_Records for this task_
## START
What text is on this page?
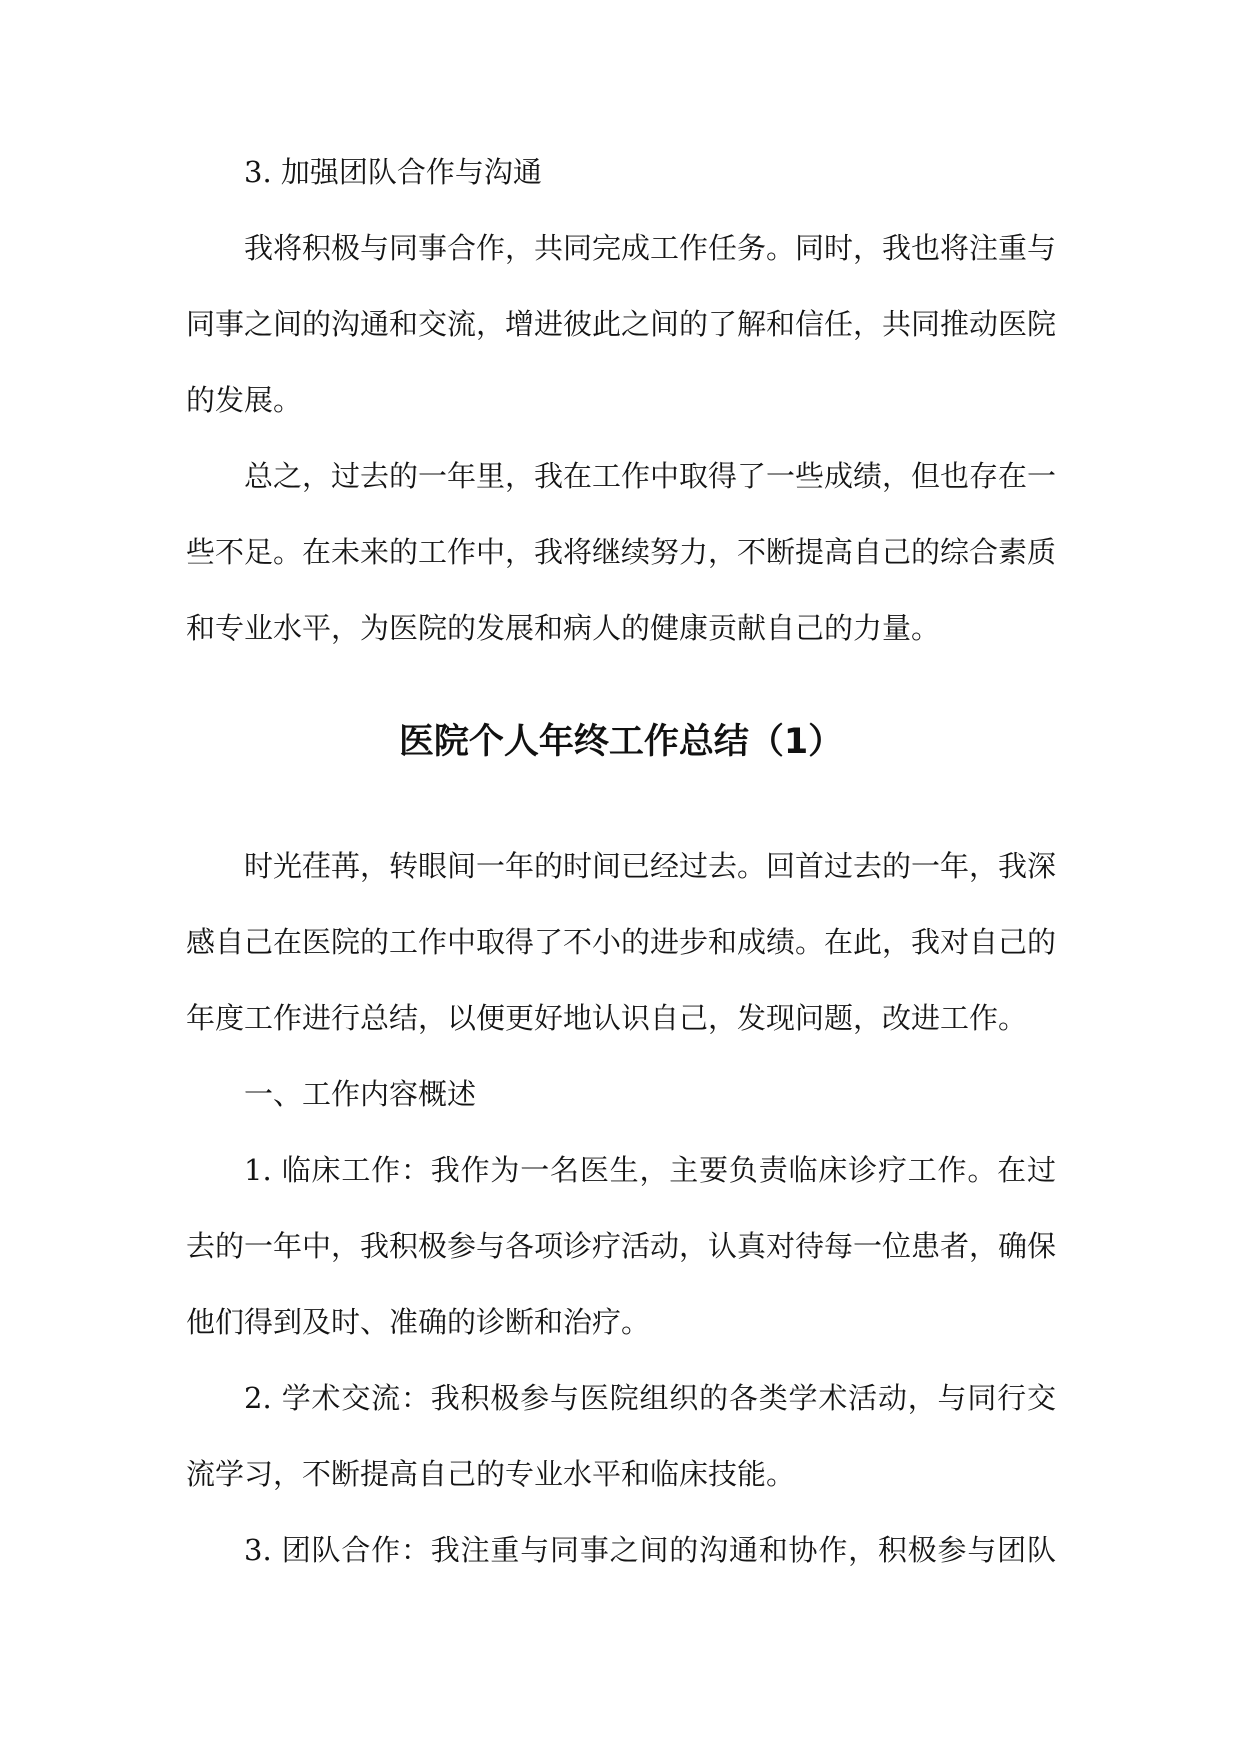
3. 加强团队合作与沟通
我将积极与同事合作，共同完成工作任务。同时，我也将注重与
同事之间的沟通和交流，增进彼此之间的了解和信任，共同推动医院
的发展。
总之，过去的一年里，我在工作中取得了一些成绩，但也存在一
些不足。在未来的工作中，我将继续努力，不断提高自己的综合素质
和专业水平，为医院的发展和病人的健康贡献自己的力量。
医院个人年终工作总结（1）
时光荏苒，转眼间一年的时间已经过去。回首过去的一年，我深
感自己在医院的工作中取得了不小的进步和成绩。在此，我对自己的
年度工作进行总结，以便更好地认识自己，发现问题，改进工作。
一、工作内容概述
1. 临床工作：我作为一名医生，主要负责临床诊疗工作。在过
去的一年中，我积极参与各项诊疗活动，认真对待每一位患者，确保
他们得到及时、准确的诊断和治疗。
2. 学术交流：我积极参与医院组织的各类学术活动，与同行交
流学习，不断提高自己的专业水平和临床技能。
3. 团队合作：我注重与同事之间的沟通和协作，积极参与团队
## END
Each record should be quoted exactly, with the images omitted.

What text is on this page?
3. 加强团队合作与沟通
我将积极与同事合作，共同完成工作任务。同时，我也将注重与
同事之间的沟通和交流，增进彼此之间的了解和信任，共同推动医院
的发展。
总之，过去的一年里，我在工作中取得了一些成绩，但也存在一
些不足。在未来的工作中，我将继续努力，不断提高自己的综合素质
和专业水平，为医院的发展和病人的健康贡献自己的力量。
医院个人年终工作总结（1）
时光荏苒，转眼间一年的时间已经过去。回首过去的一年，我深
感自己在医院的工作中取得了不小的进步和成绩。在此，我对自己的
年度工作进行总结，以便更好地认识自己，发现问题，改进工作。
一、工作内容概述
1. 临床工作：我作为一名医生，主要负责临床诊疗工作。在过
去的一年中，我积极参与各项诊疗活动，认真对待每一位患者，确保
他们得到及时、准确的诊断和治疗。
2. 学术交流：我积极参与医院组织的各类学术活动，与同行交
流学习，不断提高自己的专业水平和临床技能。
3. 团队合作：我注重与同事之间的沟通和协作，积极参与团队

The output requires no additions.